Raw data:
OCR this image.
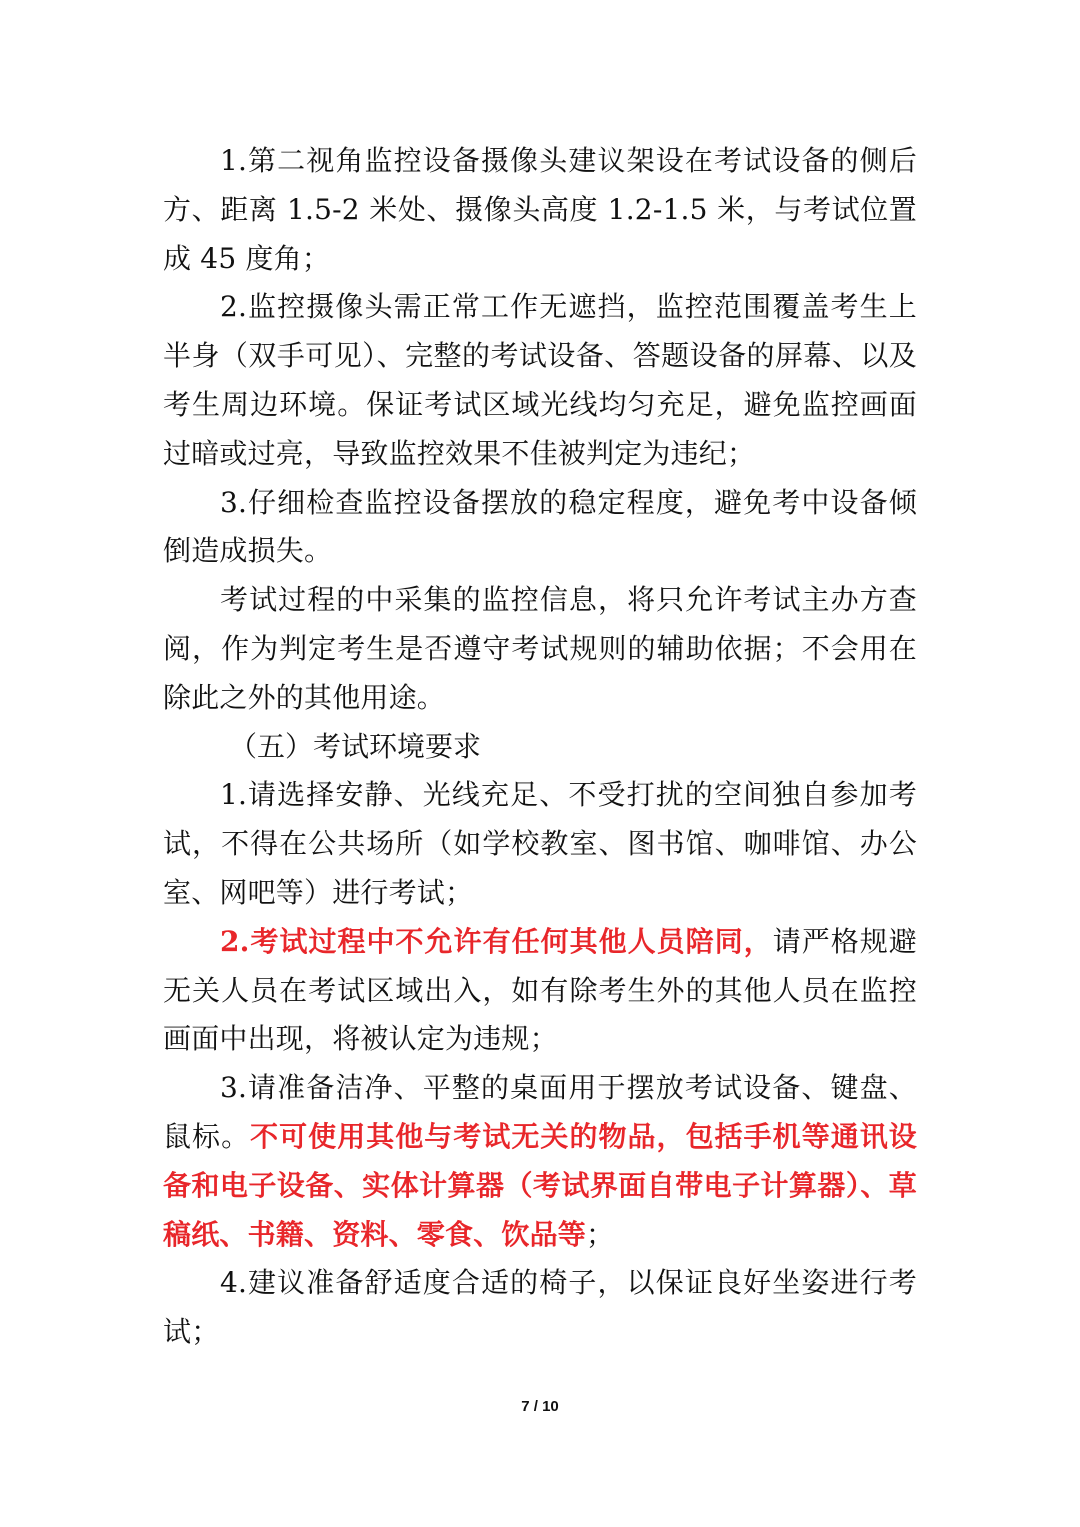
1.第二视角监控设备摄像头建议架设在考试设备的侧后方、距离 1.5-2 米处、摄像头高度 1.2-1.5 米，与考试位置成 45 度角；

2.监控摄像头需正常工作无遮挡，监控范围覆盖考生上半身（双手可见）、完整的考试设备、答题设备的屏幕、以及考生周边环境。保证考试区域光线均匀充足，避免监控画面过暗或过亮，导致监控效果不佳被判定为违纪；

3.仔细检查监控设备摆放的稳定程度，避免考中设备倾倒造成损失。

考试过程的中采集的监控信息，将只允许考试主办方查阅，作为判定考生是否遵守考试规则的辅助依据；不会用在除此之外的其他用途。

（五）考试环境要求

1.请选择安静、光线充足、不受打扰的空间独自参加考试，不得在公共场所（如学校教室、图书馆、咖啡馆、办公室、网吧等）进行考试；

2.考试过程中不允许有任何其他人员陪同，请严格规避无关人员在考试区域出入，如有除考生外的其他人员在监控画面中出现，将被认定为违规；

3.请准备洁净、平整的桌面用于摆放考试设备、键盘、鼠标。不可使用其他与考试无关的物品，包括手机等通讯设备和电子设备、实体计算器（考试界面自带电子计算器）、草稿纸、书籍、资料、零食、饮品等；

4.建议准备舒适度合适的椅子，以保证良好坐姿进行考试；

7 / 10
* * *
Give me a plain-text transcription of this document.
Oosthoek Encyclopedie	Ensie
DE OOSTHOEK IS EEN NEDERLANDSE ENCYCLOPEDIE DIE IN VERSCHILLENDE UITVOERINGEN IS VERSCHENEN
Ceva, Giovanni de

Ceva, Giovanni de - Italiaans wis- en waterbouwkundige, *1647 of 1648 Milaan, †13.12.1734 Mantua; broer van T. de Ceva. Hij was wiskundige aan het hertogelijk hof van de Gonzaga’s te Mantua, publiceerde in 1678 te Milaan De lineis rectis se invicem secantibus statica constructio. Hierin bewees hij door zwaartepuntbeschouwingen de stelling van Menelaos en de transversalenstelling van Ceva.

Task directions: Pull out the lines above in which the word "Giovanni" appears.

Exercise output:
Ceva, Giovanni de
Ceva, Giovanni de - Italiaans wis- en waterbouwkundige, *1647 of 1648 Milaan, †13.12.1734 Mantua; broer van T. de Ceva. Hij was wiskundige aan het hertogelijk hof van de Gonzaga’s te Mantua, publiceerde in 1678 te Milaan De lineis rectis se invicem secantibus statica constructio. Hierin bewees hij door zwaartepuntbeschouwingen de stelling van Menelaos en de transversalenstelling van Ceva.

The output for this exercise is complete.